* **WRITTEN INSTRUCTION**
Only the number is needed: how many lines of the records include "JSON"?

┄┄┄┄┄┄┄┄┄┄┄┄┄┄┄┄┄┄┄┄

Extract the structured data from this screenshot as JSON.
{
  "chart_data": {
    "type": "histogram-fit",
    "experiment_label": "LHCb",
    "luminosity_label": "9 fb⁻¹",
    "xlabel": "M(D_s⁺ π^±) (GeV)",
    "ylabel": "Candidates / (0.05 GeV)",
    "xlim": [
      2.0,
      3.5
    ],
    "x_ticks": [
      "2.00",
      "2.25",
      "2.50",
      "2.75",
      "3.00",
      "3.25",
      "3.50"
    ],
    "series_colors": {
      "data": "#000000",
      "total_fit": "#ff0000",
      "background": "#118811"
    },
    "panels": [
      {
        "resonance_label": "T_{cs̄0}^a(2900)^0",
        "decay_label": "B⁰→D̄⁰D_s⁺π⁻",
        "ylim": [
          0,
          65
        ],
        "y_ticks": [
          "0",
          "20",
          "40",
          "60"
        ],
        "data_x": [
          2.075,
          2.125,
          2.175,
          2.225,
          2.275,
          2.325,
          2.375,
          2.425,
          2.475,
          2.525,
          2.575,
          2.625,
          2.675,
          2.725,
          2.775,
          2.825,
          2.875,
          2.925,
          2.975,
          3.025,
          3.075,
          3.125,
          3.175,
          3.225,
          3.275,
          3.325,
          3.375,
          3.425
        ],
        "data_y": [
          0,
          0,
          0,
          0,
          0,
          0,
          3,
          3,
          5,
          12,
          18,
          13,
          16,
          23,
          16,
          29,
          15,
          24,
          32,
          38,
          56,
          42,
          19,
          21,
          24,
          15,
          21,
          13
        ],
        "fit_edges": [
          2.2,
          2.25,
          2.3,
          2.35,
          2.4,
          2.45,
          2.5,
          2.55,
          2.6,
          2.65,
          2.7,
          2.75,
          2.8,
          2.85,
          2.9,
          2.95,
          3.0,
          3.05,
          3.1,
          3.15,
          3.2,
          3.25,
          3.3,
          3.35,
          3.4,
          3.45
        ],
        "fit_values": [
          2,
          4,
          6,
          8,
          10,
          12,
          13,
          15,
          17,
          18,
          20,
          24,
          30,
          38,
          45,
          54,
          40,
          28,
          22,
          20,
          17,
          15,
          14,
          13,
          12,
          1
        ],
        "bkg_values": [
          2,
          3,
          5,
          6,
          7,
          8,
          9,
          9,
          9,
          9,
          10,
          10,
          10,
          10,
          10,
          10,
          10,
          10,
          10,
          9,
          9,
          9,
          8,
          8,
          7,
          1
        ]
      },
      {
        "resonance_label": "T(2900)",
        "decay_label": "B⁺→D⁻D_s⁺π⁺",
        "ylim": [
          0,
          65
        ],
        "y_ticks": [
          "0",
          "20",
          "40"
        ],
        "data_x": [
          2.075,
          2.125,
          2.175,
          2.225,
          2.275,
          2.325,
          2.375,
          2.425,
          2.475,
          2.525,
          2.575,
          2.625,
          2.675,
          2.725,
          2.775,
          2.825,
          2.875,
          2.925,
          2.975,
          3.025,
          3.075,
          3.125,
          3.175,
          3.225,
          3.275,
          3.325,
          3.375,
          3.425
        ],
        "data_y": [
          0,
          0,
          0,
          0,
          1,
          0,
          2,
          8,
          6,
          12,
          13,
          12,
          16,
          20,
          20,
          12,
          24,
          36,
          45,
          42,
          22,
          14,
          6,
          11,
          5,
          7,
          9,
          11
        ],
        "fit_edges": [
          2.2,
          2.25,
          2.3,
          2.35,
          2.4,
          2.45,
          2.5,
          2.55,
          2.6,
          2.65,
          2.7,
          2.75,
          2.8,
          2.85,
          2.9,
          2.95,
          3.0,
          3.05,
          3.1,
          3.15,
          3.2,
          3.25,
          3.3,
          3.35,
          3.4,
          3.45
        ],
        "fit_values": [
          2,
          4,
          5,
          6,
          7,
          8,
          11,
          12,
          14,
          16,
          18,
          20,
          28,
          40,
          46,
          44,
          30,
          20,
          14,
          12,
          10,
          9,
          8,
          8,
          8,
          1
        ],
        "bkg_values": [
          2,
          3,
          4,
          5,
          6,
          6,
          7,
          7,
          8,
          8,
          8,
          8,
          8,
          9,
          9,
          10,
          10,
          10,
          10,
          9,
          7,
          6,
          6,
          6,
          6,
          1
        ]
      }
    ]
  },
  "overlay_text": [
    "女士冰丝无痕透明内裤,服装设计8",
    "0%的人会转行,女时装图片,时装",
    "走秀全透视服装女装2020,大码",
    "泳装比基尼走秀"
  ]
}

┄┄┄┄┄┄┄┄┄┄┄┄┄┄┄┄┄┄┄┄

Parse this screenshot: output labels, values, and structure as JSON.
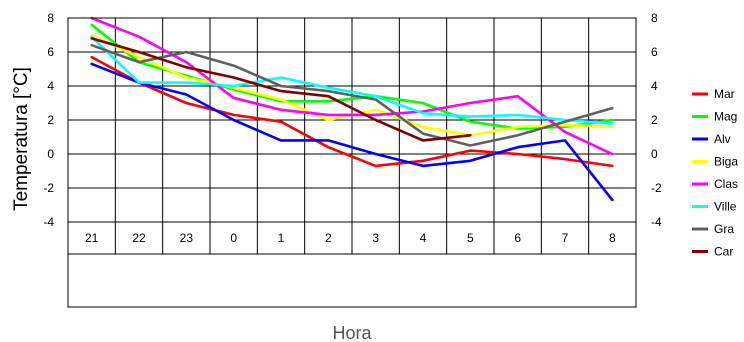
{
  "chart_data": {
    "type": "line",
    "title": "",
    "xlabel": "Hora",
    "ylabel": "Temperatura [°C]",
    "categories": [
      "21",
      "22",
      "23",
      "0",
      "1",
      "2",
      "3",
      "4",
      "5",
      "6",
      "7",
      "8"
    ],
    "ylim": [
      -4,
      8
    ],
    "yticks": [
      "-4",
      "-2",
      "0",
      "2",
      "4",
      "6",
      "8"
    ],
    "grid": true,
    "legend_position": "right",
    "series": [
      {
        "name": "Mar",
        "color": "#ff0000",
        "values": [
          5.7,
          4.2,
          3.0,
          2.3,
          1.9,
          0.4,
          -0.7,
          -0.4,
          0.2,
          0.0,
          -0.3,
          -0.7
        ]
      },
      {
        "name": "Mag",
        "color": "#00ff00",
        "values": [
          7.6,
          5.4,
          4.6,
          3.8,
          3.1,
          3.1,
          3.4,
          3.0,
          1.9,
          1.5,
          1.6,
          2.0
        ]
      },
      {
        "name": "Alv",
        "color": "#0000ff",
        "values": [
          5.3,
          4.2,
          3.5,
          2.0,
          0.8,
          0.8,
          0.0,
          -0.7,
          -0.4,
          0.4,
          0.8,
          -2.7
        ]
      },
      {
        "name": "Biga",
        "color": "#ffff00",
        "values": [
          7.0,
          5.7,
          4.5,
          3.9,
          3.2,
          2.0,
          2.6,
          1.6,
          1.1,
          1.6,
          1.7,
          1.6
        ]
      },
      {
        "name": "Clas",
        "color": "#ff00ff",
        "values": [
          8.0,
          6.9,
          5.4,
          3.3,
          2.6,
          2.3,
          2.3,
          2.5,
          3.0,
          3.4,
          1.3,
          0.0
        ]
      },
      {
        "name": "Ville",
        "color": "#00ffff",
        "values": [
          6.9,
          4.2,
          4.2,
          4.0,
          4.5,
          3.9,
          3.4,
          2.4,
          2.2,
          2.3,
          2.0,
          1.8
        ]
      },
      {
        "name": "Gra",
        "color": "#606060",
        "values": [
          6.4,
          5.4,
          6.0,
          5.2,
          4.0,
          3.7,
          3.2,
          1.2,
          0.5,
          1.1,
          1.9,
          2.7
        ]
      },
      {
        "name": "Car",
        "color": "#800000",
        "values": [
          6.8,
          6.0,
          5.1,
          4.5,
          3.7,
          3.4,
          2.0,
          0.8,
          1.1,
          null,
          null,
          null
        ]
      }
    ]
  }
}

┄┄┄┄┄┄┄┄┄┄┄┄┄┄┄┄┄┄┄┄

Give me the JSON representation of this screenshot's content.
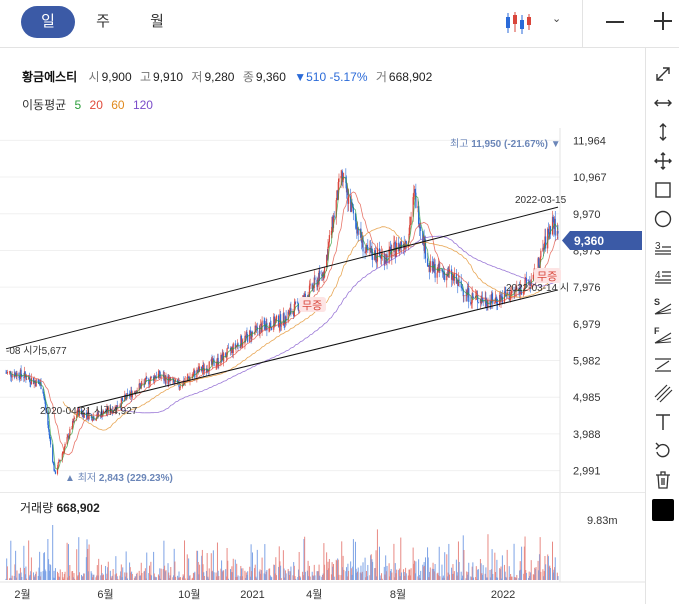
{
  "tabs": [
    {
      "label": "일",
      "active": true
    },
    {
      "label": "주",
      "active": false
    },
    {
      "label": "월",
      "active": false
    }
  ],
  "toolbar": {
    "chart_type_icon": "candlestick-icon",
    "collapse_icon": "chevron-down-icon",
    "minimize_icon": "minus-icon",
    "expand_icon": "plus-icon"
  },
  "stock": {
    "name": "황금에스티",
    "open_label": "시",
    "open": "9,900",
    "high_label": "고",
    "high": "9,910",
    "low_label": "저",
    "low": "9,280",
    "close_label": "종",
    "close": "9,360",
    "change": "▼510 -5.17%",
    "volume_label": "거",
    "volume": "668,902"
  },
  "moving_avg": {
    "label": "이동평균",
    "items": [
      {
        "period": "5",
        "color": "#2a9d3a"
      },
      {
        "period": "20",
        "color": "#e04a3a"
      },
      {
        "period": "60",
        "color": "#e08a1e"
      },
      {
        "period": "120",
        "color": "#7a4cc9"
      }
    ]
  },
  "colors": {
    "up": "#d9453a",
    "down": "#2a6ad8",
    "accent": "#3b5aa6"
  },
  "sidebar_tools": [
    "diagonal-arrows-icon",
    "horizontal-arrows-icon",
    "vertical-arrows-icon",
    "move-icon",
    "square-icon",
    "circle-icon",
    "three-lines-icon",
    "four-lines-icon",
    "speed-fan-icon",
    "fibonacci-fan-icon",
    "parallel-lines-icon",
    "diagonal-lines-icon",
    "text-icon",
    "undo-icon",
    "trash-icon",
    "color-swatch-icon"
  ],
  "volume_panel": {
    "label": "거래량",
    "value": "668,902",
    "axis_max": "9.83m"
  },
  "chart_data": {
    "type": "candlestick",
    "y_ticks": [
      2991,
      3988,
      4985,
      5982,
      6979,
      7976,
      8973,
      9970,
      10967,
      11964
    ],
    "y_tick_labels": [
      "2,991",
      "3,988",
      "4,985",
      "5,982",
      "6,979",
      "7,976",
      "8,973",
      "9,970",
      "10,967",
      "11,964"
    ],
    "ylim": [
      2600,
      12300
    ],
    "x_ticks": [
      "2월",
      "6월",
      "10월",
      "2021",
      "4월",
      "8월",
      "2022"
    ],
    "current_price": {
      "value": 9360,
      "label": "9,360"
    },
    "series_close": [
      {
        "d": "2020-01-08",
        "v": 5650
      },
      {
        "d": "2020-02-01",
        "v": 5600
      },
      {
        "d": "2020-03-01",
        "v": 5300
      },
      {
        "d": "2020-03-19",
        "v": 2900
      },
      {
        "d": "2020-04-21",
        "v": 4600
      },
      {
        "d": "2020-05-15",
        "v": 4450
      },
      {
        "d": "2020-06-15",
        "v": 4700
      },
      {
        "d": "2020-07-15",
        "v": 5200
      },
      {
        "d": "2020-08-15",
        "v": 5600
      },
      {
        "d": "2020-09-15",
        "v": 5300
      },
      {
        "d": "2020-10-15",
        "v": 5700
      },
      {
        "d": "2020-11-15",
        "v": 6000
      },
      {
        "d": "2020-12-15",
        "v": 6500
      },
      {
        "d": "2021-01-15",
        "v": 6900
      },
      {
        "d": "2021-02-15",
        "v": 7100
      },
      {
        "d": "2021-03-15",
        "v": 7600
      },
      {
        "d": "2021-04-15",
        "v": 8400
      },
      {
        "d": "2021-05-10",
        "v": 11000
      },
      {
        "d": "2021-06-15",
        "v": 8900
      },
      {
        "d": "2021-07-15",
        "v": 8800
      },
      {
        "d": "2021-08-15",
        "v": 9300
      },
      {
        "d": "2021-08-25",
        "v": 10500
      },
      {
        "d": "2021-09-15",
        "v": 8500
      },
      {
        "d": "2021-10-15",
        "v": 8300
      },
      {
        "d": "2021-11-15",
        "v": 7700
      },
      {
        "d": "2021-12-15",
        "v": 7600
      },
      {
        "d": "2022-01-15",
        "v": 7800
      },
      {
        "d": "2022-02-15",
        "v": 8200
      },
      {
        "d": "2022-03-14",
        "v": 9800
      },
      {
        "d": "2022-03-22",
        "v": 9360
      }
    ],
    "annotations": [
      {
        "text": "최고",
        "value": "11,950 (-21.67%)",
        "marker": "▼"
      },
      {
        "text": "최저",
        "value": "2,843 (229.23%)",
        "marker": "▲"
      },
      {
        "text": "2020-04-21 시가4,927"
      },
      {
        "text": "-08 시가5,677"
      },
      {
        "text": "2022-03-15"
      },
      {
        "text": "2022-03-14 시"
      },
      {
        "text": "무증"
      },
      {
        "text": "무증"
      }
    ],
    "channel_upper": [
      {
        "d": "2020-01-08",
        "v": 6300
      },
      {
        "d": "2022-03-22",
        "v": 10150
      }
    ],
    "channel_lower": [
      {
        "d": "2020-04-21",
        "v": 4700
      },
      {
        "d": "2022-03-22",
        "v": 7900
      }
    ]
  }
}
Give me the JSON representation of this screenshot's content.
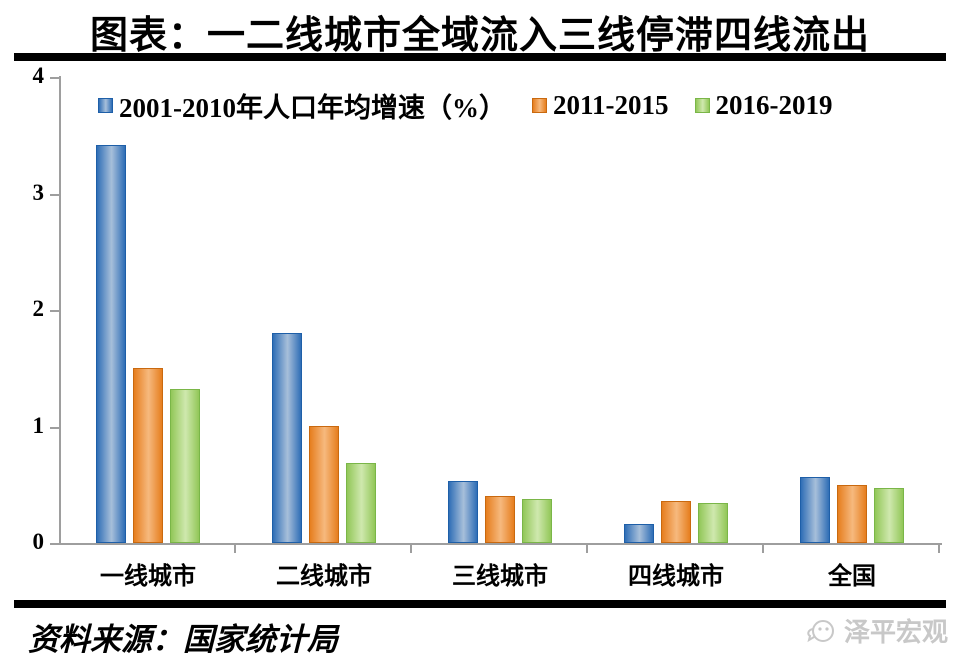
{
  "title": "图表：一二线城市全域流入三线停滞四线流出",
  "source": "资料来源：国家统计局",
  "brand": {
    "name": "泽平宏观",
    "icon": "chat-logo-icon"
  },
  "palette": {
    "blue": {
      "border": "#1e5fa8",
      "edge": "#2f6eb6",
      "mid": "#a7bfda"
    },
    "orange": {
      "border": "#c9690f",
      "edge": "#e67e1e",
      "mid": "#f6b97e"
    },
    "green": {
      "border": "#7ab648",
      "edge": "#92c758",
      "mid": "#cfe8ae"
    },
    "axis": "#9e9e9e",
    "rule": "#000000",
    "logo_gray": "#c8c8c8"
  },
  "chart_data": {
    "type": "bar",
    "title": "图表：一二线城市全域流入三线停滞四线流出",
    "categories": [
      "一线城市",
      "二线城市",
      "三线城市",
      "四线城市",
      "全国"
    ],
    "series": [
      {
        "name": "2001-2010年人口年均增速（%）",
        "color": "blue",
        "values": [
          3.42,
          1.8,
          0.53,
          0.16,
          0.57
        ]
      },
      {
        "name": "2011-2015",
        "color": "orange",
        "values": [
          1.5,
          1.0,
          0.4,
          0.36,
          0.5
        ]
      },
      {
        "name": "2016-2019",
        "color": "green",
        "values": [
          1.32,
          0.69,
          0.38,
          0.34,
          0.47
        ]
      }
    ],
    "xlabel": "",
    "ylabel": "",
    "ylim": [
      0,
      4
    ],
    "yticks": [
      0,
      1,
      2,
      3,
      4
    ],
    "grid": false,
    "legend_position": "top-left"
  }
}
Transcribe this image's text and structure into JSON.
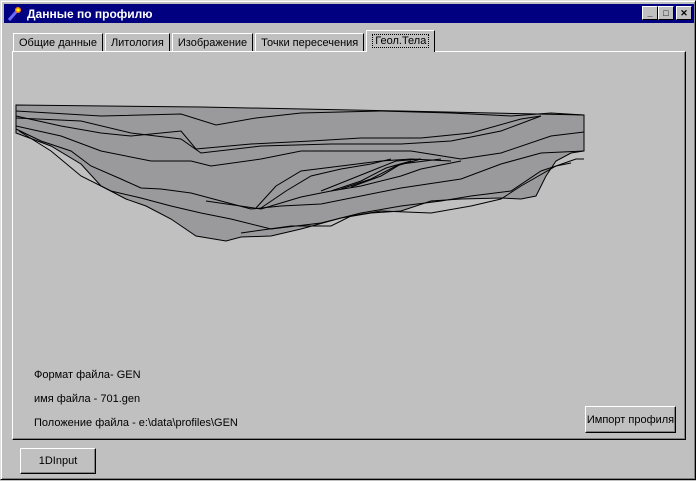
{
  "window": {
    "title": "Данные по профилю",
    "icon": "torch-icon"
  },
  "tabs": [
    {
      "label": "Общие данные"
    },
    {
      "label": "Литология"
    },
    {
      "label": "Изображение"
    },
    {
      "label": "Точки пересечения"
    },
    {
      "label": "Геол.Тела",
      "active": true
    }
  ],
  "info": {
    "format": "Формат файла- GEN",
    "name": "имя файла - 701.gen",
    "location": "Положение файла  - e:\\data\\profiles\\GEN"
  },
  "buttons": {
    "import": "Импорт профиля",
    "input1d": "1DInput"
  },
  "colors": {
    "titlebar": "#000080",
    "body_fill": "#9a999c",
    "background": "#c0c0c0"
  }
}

┄┄┄┄┄┄┄┄┄┄┄┄┄┄┄┄┄┄┄┄

* **THE OUTPUT**
5